[Start of GIVEN RECORDS]
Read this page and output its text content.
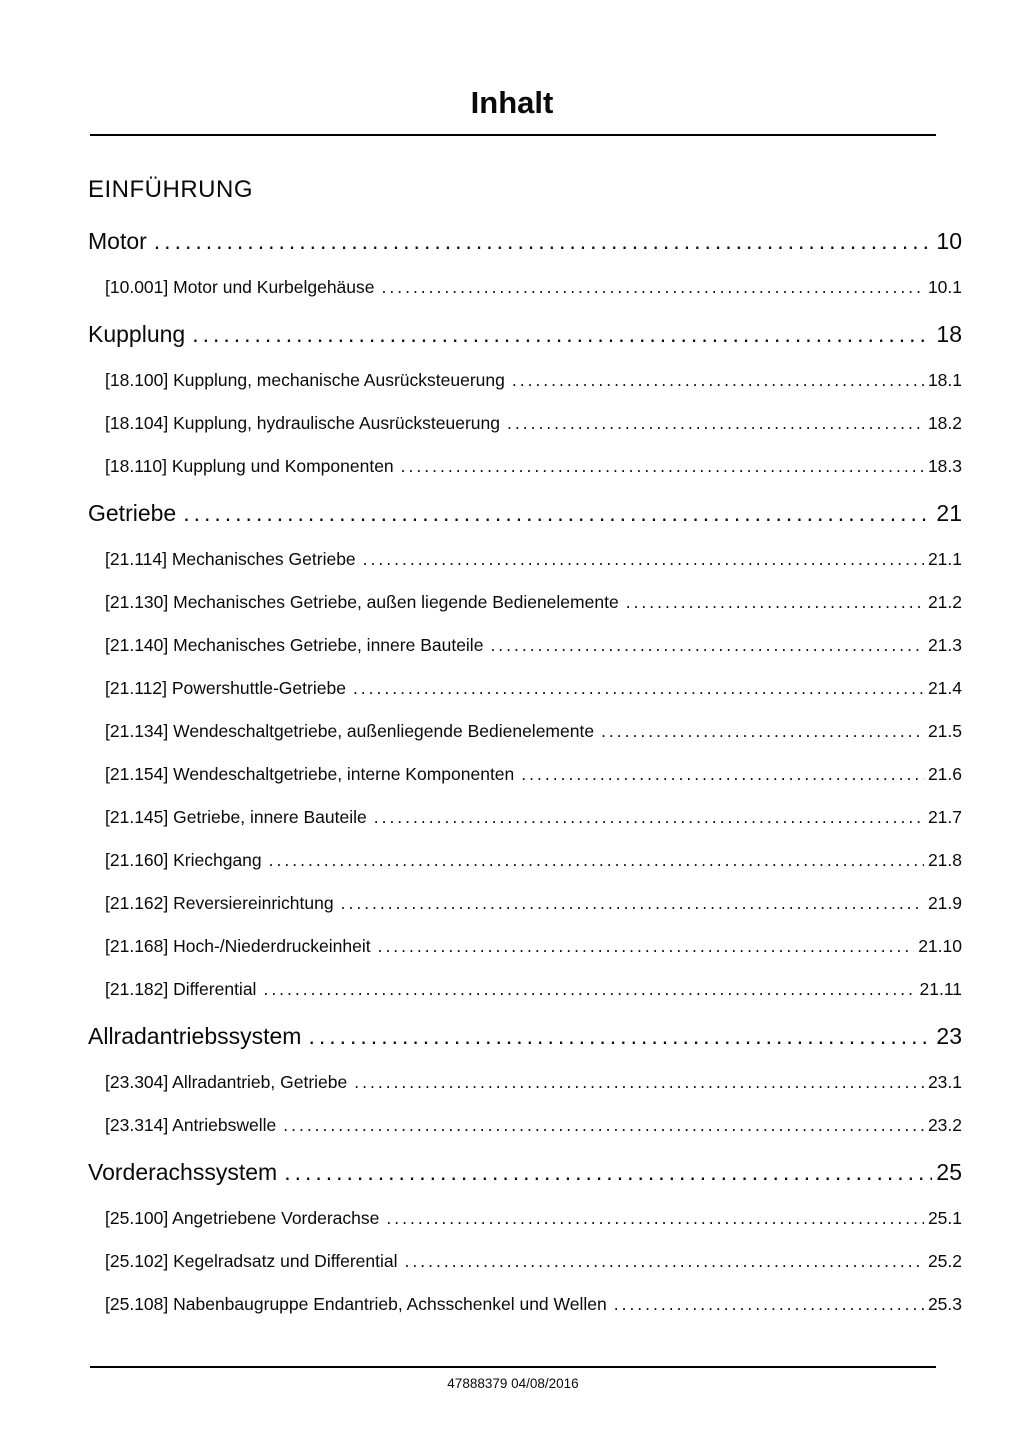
Inhalt
EINFÜHRUNG
Motor .....	10
[10.001] Motor und Kurbelgehäuse .....	10.1
Kupplung .....	18
[18.100] Kupplung, mechanische Ausrücksteuerung .....	18.1
[18.104] Kupplung, hydraulische Ausrücksteuerung .....	18.2
[18.110] Kupplung und Komponenten .....	18.3
Getriebe .....	21
[21.114] Mechanisches Getriebe .....	21.1
[21.130] Mechanisches Getriebe, außen liegende Bedienelemente .....	21.2
[21.140] Mechanisches Getriebe, innere Bauteile .....	21.3
[21.112] Powershuttle-Getriebe .....	21.4
[21.134] Wendeschaltgetriebe, außenliegende Bedienelemente .....	21.5
[21.154] Wendeschaltgetriebe, interne Komponenten .....	21.6
[21.145] Getriebe, innere Bauteile .....	21.7
[21.160] Kriechgang .....	21.8
[21.162] Reversiereinrichtung .....	21.9
[21.168] Hoch-/Niederdruckeinheit .....	21.10
[21.182] Differential .....	21.11
Allradantriebssystem .....	23
[23.304] Allradantrieb, Getriebe .....	23.1
[23.314] Antriebswelle .....	23.2
Vorderachssystem .....	25
[25.100] Angetriebene Vorderachse .....	25.1
[25.102] Kegelradsatz und Differential .....	25.2
[25.108] Nabenbaugruppe Endantrieb, Achsschenkel und Wellen .....	25.3
47888379 04/08/2016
[End of GIVEN RECORDS]
- **EXERCISE DIRECTIONS**: Output every entry verbatim. Pictures do not belong in the copy.

- **WRITTEN REPLY**:
Read this page and output its text content.
Inhalt
EINFÜHRUNG
Motor .....	10
[10.001] Motor und Kurbelgehäuse .....	10.1
Kupplung .....	18
[18.100] Kupplung, mechanische Ausrücksteuerung .....	18.1
[18.104] Kupplung, hydraulische Ausrücksteuerung .....	18.2
[18.110] Kupplung und Komponenten .....	18.3
Getriebe .....	21
[21.114] Mechanisches Getriebe .....	21.1
[21.130] Mechanisches Getriebe, außen liegende Bedienelemente .....	21.2
[21.140] Mechanisches Getriebe, innere Bauteile .....	21.3
[21.112] Powershuttle-Getriebe .....	21.4
[21.134] Wendeschaltgetriebe, außenliegende Bedienelemente .....	21.5
[21.154] Wendeschaltgetriebe, interne Komponenten .....	21.6
[21.145] Getriebe, innere Bauteile .....	21.7
[21.160] Kriechgang .....	21.8
[21.162] Reversiereinrichtung .....	21.9
[21.168] Hoch-/Niederdruckeinheit .....	21.10
[21.182] Differential .....	21.11
Allradantriebssystem .....	23
[23.304] Allradantrieb, Getriebe .....	23.1
[23.314] Antriebswelle .....	23.2
Vorderachssystem .....	25
[25.100] Angetriebene Vorderachse .....	25.1
[25.102] Kegelradsatz und Differential .....	25.2
[25.108] Nabenbaugruppe Endantrieb, Achsschenkel und Wellen .....	25.3
47888379 04/08/2016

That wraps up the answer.